Exercise goal:
Pick out all lines with the word "name" from the records that follow.

Data supplied:
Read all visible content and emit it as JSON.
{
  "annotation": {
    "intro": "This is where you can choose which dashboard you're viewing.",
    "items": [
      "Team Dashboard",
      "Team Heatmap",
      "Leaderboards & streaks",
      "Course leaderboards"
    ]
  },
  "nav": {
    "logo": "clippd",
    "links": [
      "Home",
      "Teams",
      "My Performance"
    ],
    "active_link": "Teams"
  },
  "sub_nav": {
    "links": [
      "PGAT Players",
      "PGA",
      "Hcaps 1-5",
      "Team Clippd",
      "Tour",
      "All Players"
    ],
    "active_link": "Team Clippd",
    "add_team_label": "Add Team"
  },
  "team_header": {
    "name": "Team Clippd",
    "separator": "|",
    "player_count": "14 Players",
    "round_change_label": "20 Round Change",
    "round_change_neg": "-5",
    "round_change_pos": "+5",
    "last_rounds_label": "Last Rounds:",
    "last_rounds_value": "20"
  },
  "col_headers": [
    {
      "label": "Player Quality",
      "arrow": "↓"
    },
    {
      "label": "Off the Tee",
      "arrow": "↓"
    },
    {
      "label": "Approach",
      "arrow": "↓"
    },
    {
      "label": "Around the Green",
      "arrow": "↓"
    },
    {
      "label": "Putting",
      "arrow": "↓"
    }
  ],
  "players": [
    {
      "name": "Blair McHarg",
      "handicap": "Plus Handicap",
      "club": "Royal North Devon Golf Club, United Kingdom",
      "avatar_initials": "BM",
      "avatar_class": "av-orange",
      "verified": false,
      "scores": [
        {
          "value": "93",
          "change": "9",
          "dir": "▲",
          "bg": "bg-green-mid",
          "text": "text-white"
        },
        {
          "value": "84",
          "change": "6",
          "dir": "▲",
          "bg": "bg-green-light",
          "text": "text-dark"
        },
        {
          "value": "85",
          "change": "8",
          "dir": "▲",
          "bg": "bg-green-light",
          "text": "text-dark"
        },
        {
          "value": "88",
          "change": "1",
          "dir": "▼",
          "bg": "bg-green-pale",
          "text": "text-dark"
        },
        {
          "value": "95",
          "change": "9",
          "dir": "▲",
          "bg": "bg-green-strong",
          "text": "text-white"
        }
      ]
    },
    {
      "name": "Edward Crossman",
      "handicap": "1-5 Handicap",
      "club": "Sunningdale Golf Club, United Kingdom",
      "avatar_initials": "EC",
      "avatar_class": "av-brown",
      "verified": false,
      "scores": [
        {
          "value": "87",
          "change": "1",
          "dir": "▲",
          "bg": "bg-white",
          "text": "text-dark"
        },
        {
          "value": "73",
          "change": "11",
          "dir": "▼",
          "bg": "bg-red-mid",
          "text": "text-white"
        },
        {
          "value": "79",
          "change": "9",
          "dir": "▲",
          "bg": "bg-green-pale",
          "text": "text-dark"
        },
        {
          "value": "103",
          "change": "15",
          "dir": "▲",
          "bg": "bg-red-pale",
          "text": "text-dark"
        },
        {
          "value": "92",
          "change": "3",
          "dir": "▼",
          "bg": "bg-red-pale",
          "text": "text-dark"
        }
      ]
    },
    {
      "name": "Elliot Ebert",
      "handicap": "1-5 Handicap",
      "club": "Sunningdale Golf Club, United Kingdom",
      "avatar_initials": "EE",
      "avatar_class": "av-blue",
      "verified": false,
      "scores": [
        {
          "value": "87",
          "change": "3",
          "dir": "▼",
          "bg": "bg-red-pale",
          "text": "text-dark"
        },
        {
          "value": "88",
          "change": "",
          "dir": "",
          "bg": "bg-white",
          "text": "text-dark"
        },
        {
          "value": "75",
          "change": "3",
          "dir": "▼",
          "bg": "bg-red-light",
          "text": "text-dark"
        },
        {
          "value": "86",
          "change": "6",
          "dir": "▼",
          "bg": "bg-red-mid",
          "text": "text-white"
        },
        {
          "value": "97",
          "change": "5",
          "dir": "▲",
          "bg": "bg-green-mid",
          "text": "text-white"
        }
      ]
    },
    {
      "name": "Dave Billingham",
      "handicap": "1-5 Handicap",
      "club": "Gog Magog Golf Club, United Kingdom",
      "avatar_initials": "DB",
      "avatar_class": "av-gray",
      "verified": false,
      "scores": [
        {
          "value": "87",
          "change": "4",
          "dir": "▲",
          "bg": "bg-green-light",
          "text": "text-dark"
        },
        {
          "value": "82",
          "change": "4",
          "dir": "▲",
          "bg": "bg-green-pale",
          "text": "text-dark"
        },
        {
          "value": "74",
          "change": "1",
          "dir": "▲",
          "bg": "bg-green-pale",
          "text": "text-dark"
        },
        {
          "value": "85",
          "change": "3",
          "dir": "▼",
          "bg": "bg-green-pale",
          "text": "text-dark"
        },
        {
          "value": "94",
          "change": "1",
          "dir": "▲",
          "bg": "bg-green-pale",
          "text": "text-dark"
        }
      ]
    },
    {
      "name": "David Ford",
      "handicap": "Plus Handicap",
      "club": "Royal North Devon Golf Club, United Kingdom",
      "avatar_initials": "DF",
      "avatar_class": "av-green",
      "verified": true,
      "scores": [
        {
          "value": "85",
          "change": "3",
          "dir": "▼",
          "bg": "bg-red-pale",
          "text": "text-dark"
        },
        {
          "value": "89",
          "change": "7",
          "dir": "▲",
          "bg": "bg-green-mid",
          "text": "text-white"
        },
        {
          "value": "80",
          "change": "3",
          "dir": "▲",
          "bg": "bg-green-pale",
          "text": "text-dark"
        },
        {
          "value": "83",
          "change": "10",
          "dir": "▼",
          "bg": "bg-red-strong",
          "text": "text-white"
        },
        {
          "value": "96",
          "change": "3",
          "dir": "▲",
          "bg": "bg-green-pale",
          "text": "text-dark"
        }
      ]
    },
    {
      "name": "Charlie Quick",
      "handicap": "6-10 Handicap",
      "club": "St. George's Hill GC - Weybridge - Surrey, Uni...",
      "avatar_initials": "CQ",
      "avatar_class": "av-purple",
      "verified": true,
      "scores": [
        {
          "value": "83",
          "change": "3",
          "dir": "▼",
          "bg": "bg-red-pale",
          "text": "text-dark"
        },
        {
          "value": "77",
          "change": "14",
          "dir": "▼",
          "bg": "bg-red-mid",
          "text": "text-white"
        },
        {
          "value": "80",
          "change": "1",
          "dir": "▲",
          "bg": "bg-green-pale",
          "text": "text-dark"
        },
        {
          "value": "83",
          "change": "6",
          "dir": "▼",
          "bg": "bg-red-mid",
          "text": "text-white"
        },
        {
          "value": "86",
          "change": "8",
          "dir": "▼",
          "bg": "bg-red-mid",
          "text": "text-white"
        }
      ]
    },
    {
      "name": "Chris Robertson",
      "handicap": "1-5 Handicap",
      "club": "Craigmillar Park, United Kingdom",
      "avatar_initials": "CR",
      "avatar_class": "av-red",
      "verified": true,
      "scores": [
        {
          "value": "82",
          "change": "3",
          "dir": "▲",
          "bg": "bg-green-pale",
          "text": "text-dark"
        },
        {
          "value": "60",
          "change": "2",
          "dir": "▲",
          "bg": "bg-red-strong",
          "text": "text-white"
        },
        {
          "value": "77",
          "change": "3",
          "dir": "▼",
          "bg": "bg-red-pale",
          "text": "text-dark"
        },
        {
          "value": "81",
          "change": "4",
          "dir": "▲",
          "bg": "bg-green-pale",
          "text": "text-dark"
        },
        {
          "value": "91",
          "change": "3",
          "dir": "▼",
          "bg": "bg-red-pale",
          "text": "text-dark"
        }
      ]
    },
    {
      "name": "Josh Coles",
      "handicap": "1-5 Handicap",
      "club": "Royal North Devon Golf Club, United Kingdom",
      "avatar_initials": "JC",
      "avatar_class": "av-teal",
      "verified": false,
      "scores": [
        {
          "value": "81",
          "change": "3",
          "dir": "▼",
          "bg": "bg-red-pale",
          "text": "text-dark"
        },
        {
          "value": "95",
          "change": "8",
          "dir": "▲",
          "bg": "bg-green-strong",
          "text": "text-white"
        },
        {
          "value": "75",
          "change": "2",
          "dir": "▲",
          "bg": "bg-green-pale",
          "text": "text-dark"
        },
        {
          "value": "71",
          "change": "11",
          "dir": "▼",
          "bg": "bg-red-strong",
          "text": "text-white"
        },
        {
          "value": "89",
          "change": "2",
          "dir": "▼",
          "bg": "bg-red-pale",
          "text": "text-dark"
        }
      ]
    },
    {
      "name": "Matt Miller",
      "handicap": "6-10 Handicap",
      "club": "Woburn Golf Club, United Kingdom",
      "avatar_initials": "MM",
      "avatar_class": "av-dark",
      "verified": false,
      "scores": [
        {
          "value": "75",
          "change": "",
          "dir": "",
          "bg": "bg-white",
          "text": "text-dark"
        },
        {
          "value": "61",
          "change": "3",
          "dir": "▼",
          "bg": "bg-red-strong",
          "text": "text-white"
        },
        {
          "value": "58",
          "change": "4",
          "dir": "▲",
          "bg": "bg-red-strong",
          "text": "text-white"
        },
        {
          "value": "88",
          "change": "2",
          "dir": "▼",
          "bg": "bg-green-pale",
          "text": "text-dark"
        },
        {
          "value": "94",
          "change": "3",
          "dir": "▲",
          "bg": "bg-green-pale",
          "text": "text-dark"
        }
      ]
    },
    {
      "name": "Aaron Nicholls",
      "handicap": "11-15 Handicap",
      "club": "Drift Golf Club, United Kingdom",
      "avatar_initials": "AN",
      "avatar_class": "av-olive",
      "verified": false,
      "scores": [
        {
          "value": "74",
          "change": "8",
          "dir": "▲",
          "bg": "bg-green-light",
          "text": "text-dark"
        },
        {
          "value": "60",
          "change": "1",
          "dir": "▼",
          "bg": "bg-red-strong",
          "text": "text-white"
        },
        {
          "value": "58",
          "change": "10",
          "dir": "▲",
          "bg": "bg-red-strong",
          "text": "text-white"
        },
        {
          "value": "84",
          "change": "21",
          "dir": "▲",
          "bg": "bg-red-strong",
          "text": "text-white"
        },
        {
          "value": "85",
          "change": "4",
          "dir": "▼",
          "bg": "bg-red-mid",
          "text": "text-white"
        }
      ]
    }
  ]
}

Output below:
    "name": "Team Clippd",
      "name": "Blair McHarg",
      "name": "Edward Crossman",
      "name": "Elliot Ebert",
      "name": "Dave Billingham",
      "name": "David Ford",
      "name": "Charlie Quick",
      "name": "Chris Robertson",
      "name": "Josh Coles",
      "name": "Matt Miller",
      "name": "Aaron Nicholls",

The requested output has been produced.